WORK TO DO:
Output the records. Match them exactly.

GIVEN ENTRIES:
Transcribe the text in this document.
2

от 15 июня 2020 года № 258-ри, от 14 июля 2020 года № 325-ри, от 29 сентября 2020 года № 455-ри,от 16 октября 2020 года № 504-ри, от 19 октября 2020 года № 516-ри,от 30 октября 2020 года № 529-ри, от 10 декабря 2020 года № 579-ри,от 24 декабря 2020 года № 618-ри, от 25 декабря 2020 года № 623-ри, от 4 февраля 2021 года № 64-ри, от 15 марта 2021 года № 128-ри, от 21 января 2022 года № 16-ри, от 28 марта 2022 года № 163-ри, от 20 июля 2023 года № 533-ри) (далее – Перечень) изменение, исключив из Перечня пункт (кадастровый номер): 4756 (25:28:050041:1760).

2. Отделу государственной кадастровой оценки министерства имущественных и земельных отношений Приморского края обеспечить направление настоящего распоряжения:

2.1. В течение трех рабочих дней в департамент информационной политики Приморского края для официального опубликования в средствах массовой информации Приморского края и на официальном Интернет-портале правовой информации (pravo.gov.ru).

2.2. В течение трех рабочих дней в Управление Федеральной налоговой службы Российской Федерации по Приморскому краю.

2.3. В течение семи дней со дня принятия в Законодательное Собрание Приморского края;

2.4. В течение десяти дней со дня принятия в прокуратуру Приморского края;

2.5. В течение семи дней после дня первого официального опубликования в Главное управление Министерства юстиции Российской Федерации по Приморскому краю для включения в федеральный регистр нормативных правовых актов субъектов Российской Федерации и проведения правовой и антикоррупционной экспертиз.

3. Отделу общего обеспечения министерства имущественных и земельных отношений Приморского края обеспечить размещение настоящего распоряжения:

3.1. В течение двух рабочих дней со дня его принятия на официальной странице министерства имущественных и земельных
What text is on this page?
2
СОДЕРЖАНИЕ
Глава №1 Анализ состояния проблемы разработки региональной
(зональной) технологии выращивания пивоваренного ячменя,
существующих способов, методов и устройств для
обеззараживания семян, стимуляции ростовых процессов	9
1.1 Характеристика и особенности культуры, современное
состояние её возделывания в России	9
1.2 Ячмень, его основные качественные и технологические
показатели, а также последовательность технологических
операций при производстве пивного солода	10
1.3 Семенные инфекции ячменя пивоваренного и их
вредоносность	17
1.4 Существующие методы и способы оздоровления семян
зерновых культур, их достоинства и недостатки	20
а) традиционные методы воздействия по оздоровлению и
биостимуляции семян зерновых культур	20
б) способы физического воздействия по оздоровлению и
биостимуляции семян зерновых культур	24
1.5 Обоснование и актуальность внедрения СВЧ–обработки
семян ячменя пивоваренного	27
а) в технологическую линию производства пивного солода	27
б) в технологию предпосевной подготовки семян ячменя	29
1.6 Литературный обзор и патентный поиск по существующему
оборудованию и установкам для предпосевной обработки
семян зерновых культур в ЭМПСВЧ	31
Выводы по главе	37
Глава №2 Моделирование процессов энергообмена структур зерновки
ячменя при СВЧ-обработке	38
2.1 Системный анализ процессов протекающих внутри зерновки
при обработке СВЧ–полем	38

PROBLEM SOLUTION:
Transcribe the text in this document.
2

от 15 июня 2020 года № 258-ри, от 14 июля 2020 года № 325-ри, от 29 сентября 2020 года № 455-ри,от 16 октября 2020 года № 504-ри, от 19 октября 2020 года № 516-ри,от 30 октября 2020 года № 529-ри, от 10 декабря 2020 года № 579-ри,от 24 декабря 2020 года № 618-ри, от 25 декабря 2020 года № 623-ри, от 4 февраля 2021 года № 64-ри, от 15 марта 2021 года № 128-ри, от 21 января 2022 года № 16-ри, от 28 марта 2022 года № 163-ри, от 20 июля 2023 года № 533-ри) (далее – Перечень) изменение, исключив из Перечня пункт (кадастровый номер): 4756 (25:28:050041:1760).

2. Отделу государственной кадастровой оценки министерства имущественных и земельных отношений Приморского края обеспечить направление настоящего распоряжения:

2.1. В течение трех рабочих дней в департамент информационной политики Приморского края для официального опубликования в средствах массовой информации Приморского края и на официальном Интернет-портале правовой информации (pravo.gov.ru).

2.2. В течение трех рабочих дней в Управление Федеральной налоговой службы Российской Федерации по Приморскому краю.

2.3. В течение семи дней со дня принятия в Законодательное Собрание Приморского края;

2.4. В течение десяти дней со дня принятия в прокуратуру Приморского края;

2.5. В течение семи дней после дня первого официального опубликования в Главное управление Министерства юстиции Российской Федерации по Приморскому краю для включения в федеральный регистр нормативных правовых актов субъектов Российской Федерации и проведения правовой и антикоррупционной экспертиз.

3. Отделу общего обеспечения министерства имущественных и земельных отношений Приморского края обеспечить размещение настоящего распоряжения:

3.1. В течение двух рабочих дней со дня его принятия на официальной странице министерства имущественных и земельных
What text is on this page?
2
СОДЕРЖАНИЕ
Глава №1 Анализ состояния проблемы разработки региональной
(зональной) технологии выращивания пивоваренного ячменя,
существующих способов, методов и устройств для
обеззараживания семян, стимуляции ростовых процессов	9
1.1 Характеристика и особенности культуры, современное
состояние её возделывания в России	9
1.2 Ячмень, его основные качественные и технологические
показатели, а также последовательность технологических
операций при производстве пивного солода	10
1.3 Семенные инфекции ячменя пивоваренного и их
вредоносность	17
1.4 Существующие методы и способы оздоровления семян
зерновых культур, их достоинства и недостатки	20
а) традиционные методы воздействия по оздоровлению и
биостимуляции семян зерновых культур	20
б) способы физического воздействия по оздоровлению и
биостимуляции семян зерновых культур	24
1.5 Обоснование и актуальность внедрения СВЧ–обработки
семян ячменя пивоваренного	27
а) в технологическую линию производства пивного солода	27
б) в технологию предпосевной подготовки семян ячменя	29
1.6 Литературный обзор и патентный поиск по существующему
оборудованию и установкам для предпосевной обработки
семян зерновых культур в ЭМПСВЧ	31
Выводы по главе	37
Глава №2 Моделирование процессов энергообмена структур зерновки
ячменя при СВЧ-обработке	38
2.1 Системный анализ процессов протекающих внутри зерновки
при обработке СВЧ–полем	38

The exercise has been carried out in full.